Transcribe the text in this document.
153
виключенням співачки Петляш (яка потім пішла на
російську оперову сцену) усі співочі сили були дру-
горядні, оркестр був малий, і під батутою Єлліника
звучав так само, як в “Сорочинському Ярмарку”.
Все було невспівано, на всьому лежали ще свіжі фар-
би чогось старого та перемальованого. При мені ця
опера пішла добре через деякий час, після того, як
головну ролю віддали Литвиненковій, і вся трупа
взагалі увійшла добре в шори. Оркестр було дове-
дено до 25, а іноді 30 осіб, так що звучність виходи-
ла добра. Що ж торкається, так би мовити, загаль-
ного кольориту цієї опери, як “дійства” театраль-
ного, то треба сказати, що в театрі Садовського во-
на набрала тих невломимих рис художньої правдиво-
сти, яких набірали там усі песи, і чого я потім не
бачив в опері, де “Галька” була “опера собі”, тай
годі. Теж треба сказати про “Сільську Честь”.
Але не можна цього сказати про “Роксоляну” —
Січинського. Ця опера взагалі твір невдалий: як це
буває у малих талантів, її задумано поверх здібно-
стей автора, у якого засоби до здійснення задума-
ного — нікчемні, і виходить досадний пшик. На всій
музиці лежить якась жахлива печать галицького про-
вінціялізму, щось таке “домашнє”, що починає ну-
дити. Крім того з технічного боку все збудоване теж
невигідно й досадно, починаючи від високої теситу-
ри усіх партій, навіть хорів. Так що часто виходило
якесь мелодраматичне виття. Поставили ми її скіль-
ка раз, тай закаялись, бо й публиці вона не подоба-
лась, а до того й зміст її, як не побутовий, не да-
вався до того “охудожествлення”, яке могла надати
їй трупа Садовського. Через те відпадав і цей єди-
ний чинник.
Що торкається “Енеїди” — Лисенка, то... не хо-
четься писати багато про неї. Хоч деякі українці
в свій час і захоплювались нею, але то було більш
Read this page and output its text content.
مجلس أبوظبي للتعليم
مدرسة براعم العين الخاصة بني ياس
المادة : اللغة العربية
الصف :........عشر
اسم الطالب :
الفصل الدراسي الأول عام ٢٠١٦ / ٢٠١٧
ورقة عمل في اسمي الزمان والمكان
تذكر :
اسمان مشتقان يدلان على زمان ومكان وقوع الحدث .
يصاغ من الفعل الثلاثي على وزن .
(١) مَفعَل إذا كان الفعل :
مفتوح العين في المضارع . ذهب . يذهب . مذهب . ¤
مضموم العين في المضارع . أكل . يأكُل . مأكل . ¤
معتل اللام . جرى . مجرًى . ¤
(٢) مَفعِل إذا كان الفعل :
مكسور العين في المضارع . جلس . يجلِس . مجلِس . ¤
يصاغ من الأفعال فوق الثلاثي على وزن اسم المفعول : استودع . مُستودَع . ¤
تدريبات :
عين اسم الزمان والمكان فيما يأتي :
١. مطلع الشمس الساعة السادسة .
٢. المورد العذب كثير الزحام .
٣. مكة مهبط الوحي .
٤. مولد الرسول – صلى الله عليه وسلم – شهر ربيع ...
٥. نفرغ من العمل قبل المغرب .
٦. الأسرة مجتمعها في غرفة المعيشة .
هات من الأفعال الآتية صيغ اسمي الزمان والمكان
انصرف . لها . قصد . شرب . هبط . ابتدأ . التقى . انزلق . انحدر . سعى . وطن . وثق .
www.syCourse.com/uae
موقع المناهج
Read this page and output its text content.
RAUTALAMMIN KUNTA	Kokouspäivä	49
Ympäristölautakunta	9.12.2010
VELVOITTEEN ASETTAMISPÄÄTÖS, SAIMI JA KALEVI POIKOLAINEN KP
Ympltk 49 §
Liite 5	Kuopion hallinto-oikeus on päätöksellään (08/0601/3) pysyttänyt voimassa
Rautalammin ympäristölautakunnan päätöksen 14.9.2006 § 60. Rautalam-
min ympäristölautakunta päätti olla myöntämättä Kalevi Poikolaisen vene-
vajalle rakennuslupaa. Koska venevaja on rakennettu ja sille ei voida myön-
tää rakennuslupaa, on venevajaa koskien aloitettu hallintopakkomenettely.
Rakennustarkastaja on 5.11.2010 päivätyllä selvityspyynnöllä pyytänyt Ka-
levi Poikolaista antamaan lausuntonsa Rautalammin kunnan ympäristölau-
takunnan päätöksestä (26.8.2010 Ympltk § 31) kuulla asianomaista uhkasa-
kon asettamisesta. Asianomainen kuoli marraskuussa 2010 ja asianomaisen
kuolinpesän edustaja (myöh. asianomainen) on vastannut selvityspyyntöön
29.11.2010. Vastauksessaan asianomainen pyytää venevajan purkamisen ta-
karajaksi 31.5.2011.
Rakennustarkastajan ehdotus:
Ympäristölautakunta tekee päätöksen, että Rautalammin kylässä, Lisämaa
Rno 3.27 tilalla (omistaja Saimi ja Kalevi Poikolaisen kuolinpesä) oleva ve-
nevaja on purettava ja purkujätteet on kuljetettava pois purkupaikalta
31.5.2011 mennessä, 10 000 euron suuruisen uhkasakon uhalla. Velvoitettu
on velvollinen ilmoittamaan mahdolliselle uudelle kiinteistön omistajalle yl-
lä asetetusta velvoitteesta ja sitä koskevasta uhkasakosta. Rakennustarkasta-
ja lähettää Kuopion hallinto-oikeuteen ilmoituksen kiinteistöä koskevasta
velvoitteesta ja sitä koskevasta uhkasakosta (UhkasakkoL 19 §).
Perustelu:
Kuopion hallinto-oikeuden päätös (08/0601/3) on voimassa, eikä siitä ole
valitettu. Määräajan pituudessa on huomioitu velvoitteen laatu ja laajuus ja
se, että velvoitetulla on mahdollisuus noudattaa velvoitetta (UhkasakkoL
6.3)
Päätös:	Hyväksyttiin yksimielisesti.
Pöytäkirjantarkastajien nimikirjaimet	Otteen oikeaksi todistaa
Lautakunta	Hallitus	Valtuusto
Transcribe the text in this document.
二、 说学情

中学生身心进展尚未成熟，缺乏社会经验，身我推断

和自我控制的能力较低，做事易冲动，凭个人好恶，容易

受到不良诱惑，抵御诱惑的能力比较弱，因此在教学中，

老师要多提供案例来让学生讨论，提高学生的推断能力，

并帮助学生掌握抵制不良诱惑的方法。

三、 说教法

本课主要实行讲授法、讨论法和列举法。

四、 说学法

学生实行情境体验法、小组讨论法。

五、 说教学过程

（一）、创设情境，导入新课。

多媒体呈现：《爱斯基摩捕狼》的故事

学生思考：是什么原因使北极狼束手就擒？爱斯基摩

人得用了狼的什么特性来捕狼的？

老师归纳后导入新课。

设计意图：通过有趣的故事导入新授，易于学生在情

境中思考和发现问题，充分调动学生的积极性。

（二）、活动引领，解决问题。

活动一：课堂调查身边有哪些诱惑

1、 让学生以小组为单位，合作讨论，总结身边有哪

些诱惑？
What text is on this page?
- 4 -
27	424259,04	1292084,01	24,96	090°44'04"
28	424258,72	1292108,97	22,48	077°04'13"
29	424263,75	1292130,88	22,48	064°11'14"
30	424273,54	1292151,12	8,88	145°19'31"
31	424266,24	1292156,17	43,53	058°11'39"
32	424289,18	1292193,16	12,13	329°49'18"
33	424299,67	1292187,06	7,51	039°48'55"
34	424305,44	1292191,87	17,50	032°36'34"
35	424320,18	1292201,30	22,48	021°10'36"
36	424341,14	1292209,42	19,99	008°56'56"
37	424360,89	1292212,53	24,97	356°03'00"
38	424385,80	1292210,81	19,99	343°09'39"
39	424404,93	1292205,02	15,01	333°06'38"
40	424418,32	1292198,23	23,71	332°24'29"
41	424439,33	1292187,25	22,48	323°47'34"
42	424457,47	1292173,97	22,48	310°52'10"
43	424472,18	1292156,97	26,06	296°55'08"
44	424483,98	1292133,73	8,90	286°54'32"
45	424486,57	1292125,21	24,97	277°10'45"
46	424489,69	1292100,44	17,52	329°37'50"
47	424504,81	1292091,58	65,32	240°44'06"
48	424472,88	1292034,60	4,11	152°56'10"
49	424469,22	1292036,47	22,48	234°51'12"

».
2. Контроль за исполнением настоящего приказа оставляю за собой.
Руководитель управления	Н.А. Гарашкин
----
Your instructions ▸
Find the word "Садовського" in the data and show each line that holds it.

Task answer ▸
ного, то треба сказати, що в театрі Садовського во-
їй трупа Садовського. Через те відпадав і цей єди-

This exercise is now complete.